**Your task:** Extract all data as written.

#### Records to use

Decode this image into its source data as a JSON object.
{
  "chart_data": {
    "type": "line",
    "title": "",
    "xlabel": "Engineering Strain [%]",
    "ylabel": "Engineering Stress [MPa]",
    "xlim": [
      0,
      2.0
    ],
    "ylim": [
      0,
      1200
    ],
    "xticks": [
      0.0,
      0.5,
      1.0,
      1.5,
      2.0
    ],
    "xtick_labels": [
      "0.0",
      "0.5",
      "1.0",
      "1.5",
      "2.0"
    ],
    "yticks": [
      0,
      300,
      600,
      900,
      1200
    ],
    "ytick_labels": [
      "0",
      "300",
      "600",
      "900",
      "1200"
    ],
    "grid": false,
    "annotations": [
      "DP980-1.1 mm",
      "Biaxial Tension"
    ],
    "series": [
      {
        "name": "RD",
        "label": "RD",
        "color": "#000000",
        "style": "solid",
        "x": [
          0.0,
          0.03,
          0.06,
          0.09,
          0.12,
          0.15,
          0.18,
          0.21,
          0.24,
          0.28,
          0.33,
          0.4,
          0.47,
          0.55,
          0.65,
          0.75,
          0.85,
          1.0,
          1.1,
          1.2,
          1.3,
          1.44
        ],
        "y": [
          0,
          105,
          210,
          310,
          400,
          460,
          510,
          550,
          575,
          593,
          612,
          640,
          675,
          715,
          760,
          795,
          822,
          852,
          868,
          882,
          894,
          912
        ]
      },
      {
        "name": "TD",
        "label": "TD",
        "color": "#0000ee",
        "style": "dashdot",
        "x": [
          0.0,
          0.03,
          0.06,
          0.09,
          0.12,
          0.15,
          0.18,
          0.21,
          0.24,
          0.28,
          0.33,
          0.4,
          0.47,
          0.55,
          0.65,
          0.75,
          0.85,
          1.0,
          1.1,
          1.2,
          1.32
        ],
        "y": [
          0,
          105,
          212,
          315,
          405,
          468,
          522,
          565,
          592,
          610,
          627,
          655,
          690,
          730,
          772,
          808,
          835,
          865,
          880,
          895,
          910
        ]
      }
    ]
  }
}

########

**Task solution:**
Decode this image into its source data as a JSON object.
{
  "chart_data": {
    "type": "line",
    "title": "",
    "xlabel": "Engineering Strain [%]",
    "ylabel": "Engineering Stress [MPa]",
    "xlim": [
      0,
      2.0
    ],
    "ylim": [
      0,
      1200
    ],
    "xticks": [
      0.0,
      0.5,
      1.0,
      1.5,
      2.0
    ],
    "xtick_labels": [
      "0.0",
      "0.5",
      "1.0",
      "1.5",
      "2.0"
    ],
    "yticks": [
      0,
      300,
      600,
      900,
      1200
    ],
    "ytick_labels": [
      "0",
      "300",
      "600",
      "900",
      "1200"
    ],
    "grid": false,
    "annotations": [
      "DP980-1.1 mm",
      "Biaxial Tension"
    ],
    "series": [
      {
        "name": "RD",
        "label": "RD",
        "color": "#000000",
        "style": "solid",
        "x": [
          0.0,
          0.03,
          0.06,
          0.09,
          0.12,
          0.15,
          0.18,
          0.21,
          0.24,
          0.28,
          0.33,
          0.4,
          0.47,
          0.55,
          0.65,
          0.75,
          0.85,
          1.0,
          1.1,
          1.2,
          1.3,
          1.44
        ],
        "y": [
          0,
          105,
          210,
          310,
          400,
          460,
          510,
          550,
          575,
          593,
          612,
          640,
          675,
          715,
          760,
          795,
          822,
          852,
          868,
          882,
          894,
          912
        ]
      },
      {
        "name": "TD",
        "label": "TD",
        "color": "#0000ee",
        "style": "dashdot",
        "x": [
          0.0,
          0.03,
          0.06,
          0.09,
          0.12,
          0.15,
          0.18,
          0.21,
          0.24,
          0.28,
          0.33,
          0.4,
          0.47,
          0.55,
          0.65,
          0.75,
          0.85,
          1.0,
          1.1,
          1.2,
          1.32
        ],
        "y": [
          0,
          105,
          212,
          315,
          405,
          468,
          522,
          565,
          592,
          610,
          627,
          655,
          690,
          730,
          772,
          808,
          835,
          865,
          880,
          895,
          910
        ]
      }
    ]
  }
}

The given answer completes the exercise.